* OBJECTIVE:
Which lines below hold the word "Евдокия"? Report each one.
---------- MATERIAL ----------
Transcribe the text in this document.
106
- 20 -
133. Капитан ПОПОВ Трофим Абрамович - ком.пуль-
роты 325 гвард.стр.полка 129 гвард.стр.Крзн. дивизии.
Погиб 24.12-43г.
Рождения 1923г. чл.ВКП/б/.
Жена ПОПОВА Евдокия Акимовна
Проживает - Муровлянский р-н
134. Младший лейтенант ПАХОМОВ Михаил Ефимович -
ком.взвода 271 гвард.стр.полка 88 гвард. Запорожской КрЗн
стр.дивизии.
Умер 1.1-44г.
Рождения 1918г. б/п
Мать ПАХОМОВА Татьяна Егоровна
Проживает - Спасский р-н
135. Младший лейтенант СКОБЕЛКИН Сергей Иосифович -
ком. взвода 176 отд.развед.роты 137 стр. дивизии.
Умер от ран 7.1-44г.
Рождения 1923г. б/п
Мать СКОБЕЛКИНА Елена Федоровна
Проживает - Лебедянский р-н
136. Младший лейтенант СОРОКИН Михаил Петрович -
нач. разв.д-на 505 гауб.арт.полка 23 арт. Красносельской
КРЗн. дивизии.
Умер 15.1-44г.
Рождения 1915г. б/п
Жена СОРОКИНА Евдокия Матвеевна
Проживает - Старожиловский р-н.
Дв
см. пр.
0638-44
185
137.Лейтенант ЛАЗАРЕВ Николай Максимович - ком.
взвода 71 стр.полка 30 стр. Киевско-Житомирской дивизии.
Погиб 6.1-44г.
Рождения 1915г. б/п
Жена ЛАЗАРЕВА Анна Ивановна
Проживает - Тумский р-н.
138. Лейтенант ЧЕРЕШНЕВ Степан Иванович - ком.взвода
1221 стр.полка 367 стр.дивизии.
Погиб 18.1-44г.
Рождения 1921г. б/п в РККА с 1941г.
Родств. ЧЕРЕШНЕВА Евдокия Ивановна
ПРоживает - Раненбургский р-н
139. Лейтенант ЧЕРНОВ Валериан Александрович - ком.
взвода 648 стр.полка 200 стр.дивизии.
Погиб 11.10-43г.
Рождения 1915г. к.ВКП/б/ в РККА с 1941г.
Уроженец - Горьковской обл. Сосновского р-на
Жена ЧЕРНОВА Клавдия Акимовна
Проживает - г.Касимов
----------
* WRITTEN REPLY:
Жена ПОПОВА Евдокия Акимовна
Жена СОРОКИНА Евдокия Матвеевна
Родств. ЧЕРЕШНЕВА Евдокия Ивановна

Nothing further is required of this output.